Retype the data that follows line by line, exactly, and leave its pictures out.

Data extracted from a collection
::::::
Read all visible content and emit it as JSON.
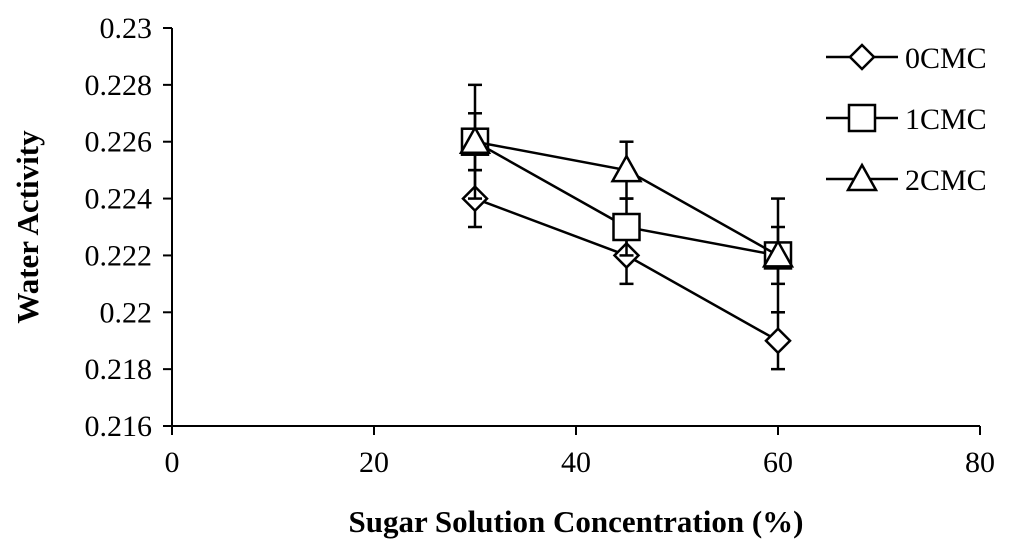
{
  "chart_data": {
    "type": "line",
    "title": "",
    "xlabel": "Sugar Solution Concentration (%)",
    "ylabel": "Water Activity",
    "xlim": [
      0,
      80
    ],
    "ylim": [
      0.216,
      0.23
    ],
    "xticks": [
      0,
      20,
      40,
      60,
      80
    ],
    "xtick_labels": [
      "0",
      "20",
      "40",
      "60",
      "80"
    ],
    "yticks": [
      0.216,
      0.218,
      0.22,
      0.222,
      0.224,
      0.226,
      0.228,
      0.23
    ],
    "ytick_labels": [
      "0.216",
      "0.218",
      "0.22",
      "0.222",
      "0.224",
      "0.226",
      "0.228",
      "0.23"
    ],
    "grid": false,
    "legend_position": "right",
    "series": [
      {
        "name": "0CMC",
        "marker": "diamond",
        "x": [
          30,
          45,
          60
        ],
        "y": [
          0.224,
          0.222,
          0.219
        ],
        "error": [
          0.001,
          0.001,
          0.001
        ]
      },
      {
        "name": "1CMC",
        "marker": "square",
        "x": [
          30,
          45,
          60
        ],
        "y": [
          0.226,
          0.223,
          0.222
        ],
        "error": [
          0.002,
          0.001,
          0.002
        ]
      },
      {
        "name": "2CMC",
        "marker": "triangle",
        "x": [
          30,
          45,
          60
        ],
        "y": [
          0.226,
          0.225,
          0.222
        ],
        "error": [
          0.001,
          0.001,
          0.001
        ]
      }
    ]
  }
}
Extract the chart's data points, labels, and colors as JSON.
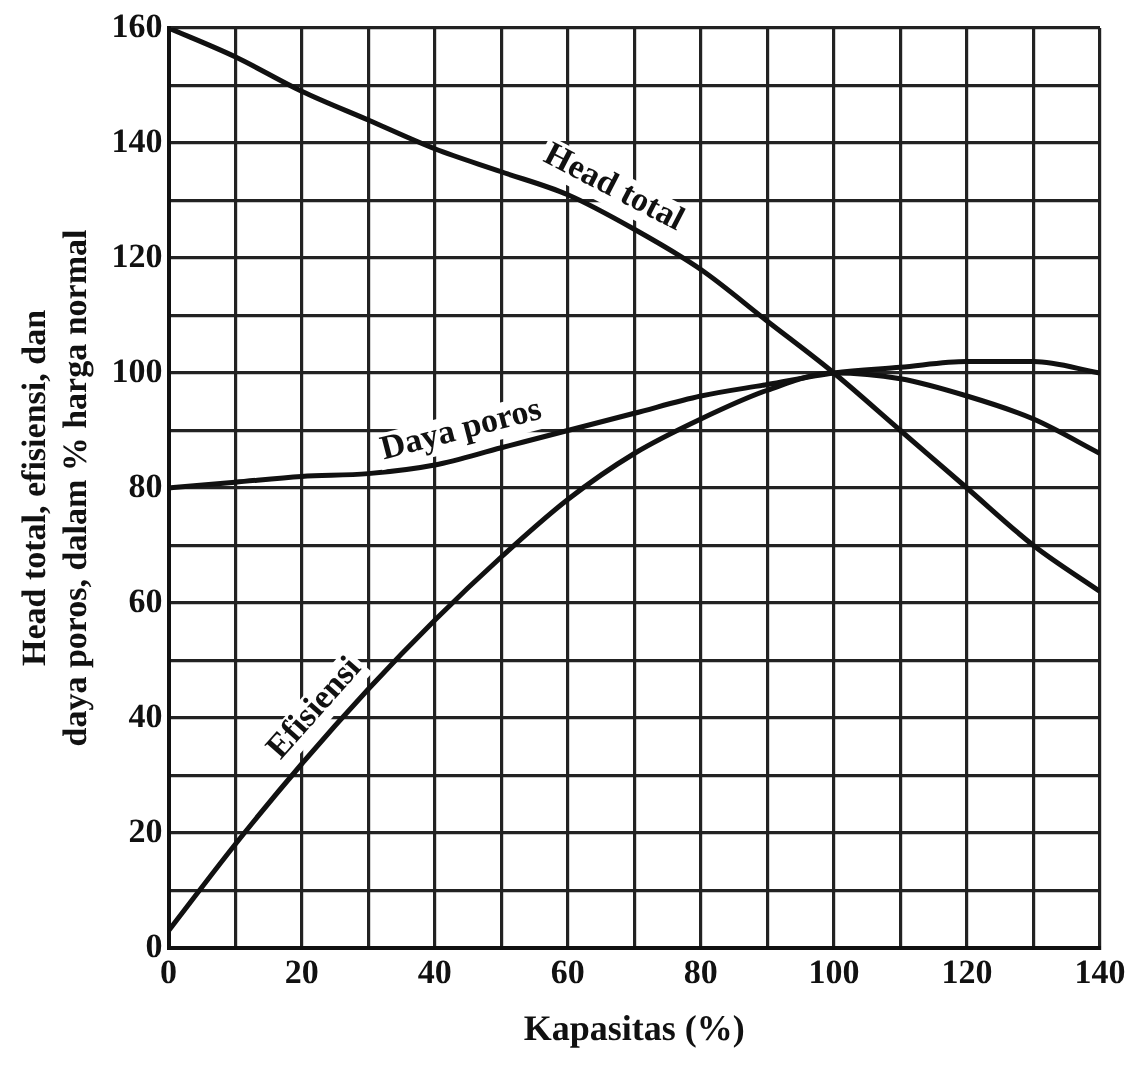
{
  "chart_data": {
    "type": "line",
    "xlabel": "Kapasitas (%)",
    "ylabel": "Head total, efisiensi, dan daya poros, dalam % harga normal",
    "x": [
      0,
      10,
      20,
      30,
      40,
      50,
      60,
      70,
      80,
      90,
      100,
      110,
      120,
      130,
      140
    ],
    "series": [
      {
        "name": "Head total",
        "color": "#111111",
        "values": [
          160,
          155,
          149,
          144,
          139,
          135,
          131,
          125,
          118,
          109,
          100,
          90,
          80,
          70,
          62
        ]
      },
      {
        "name": "Daya poros",
        "color": "#111111",
        "values": [
          80,
          81,
          82,
          82.5,
          84,
          87,
          90,
          93,
          96,
          98,
          100,
          101,
          102,
          102,
          100
        ]
      },
      {
        "name": "Efisiensi",
        "color": "#111111",
        "values": [
          3,
          18,
          32,
          45,
          57,
          68,
          78,
          86,
          92,
          97,
          100,
          99,
          96,
          92,
          86
        ]
      }
    ],
    "xlim": [
      0,
      140
    ],
    "ylim": [
      0,
      160
    ],
    "xticks": [
      0,
      {
        "value": 10,
        "label": null
      },
      20,
      {
        "value": 30,
        "label": null
      },
      40,
      {
        "value": 50,
        "label": null
      },
      60,
      {
        "value": 70,
        "label": null
      },
      80,
      {
        "value": 90,
        "label": null
      },
      100,
      {
        "value": 110,
        "label": null
      },
      120,
      {
        "value": 130,
        "label": null
      },
      140
    ],
    "yticks": [
      0,
      {
        "value": 10,
        "label": null
      },
      20,
      {
        "value": 30,
        "label": null
      },
      40,
      {
        "value": 50,
        "label": null
      },
      60,
      {
        "value": 70,
        "label": null
      },
      80,
      {
        "value": 90,
        "label": null
      },
      100,
      {
        "value": 110,
        "label": null
      },
      120,
      {
        "value": 130,
        "label": null
      },
      140,
      {
        "value": 150,
        "label": null
      },
      160
    ],
    "grid": true,
    "legend": false,
    "marker": "none",
    "line_style": "solid"
  }
}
::::::
(Solved exercise)
Read all visible content and emit it as JSON.
{
  "chart_data": {
    "type": "line",
    "title": "",
    "xlabel": "Sugar Solution Concentration (%)",
    "ylabel": "Water Activity",
    "xlim": [
      0,
      80
    ],
    "ylim": [
      0.216,
      0.23
    ],
    "xticks": [
      0,
      20,
      40,
      60,
      80
    ],
    "xtick_labels": [
      "0",
      "20",
      "40",
      "60",
      "80"
    ],
    "yticks": [
      0.216,
      0.218,
      0.22,
      0.222,
      0.224,
      0.226,
      0.228,
      0.23
    ],
    "ytick_labels": [
      "0.216",
      "0.218",
      "0.22",
      "0.222",
      "0.224",
      "0.226",
      "0.228",
      "0.23"
    ],
    "grid": false,
    "legend_position": "right",
    "series": [
      {
        "name": "0CMC",
        "marker": "diamond",
        "x": [
          30,
          45,
          60
        ],
        "y": [
          0.224,
          0.222,
          0.219
        ],
        "error": [
          0.001,
          0.001,
          0.001
        ]
      },
      {
        "name": "1CMC",
        "marker": "square",
        "x": [
          30,
          45,
          60
        ],
        "y": [
          0.226,
          0.223,
          0.222
        ],
        "error": [
          0.002,
          0.001,
          0.002
        ]
      },
      {
        "name": "2CMC",
        "marker": "triangle",
        "x": [
          30,
          45,
          60
        ],
        "y": [
          0.226,
          0.225,
          0.222
        ],
        "error": [
          0.001,
          0.001,
          0.001
        ]
      }
    ]
  }
}
Extract the chart's data points, labels, and colors as JSON.
{
  "chart_data": {
    "type": "line",
    "xlabel": "Kapasitas (%)",
    "ylabel": "Head total, efisiensi, dan daya poros, dalam % harga normal",
    "x": [
      0,
      10,
      20,
      30,
      40,
      50,
      60,
      70,
      80,
      90,
      100,
      110,
      120,
      130,
      140
    ],
    "series": [
      {
        "name": "Head total",
        "color": "#111111",
        "values": [
          160,
          155,
          149,
          144,
          139,
          135,
          131,
          125,
          118,
          109,
          100,
          90,
          80,
          70,
          62
        ]
      },
      {
        "name": "Daya poros",
        "color": "#111111",
        "values": [
          80,
          81,
          82,
          82.5,
          84,
          87,
          90,
          93,
          96,
          98,
          100,
          101,
          102,
          102,
          100
        ]
      },
      {
        "name": "Efisiensi",
        "color": "#111111",
        "values": [
          3,
          18,
          32,
          45,
          57,
          68,
          78,
          86,
          92,
          97,
          100,
          99,
          96,
          92,
          86
        ]
      }
    ],
    "xlim": [
      0,
      140
    ],
    "ylim": [
      0,
      160
    ],
    "xticks": [
      0,
      {
        "value": 10,
        "label": null
      },
      20,
      {
        "value": 30,
        "label": null
      },
      40,
      {
        "value": 50,
        "label": null
      },
      60,
      {
        "value": 70,
        "label": null
      },
      80,
      {
        "value": 90,
        "label": null
      },
      100,
      {
        "value": 110,
        "label": null
      },
      120,
      {
        "value": 130,
        "label": null
      },
      140
    ],
    "yticks": [
      0,
      {
        "value": 10,
        "label": null
      },
      20,
      {
        "value": 30,
        "label": null
      },
      40,
      {
        "value": 50,
        "label": null
      },
      60,
      {
        "value": 70,
        "label": null
      },
      80,
      {
        "value": 90,
        "label": null
      },
      100,
      {
        "value": 110,
        "label": null
      },
      120,
      {
        "value": 130,
        "label": null
      },
      140,
      {
        "value": 150,
        "label": null
      },
      160
    ],
    "grid": true,
    "legend": false,
    "marker": "none",
    "line_style": "solid"
  }
}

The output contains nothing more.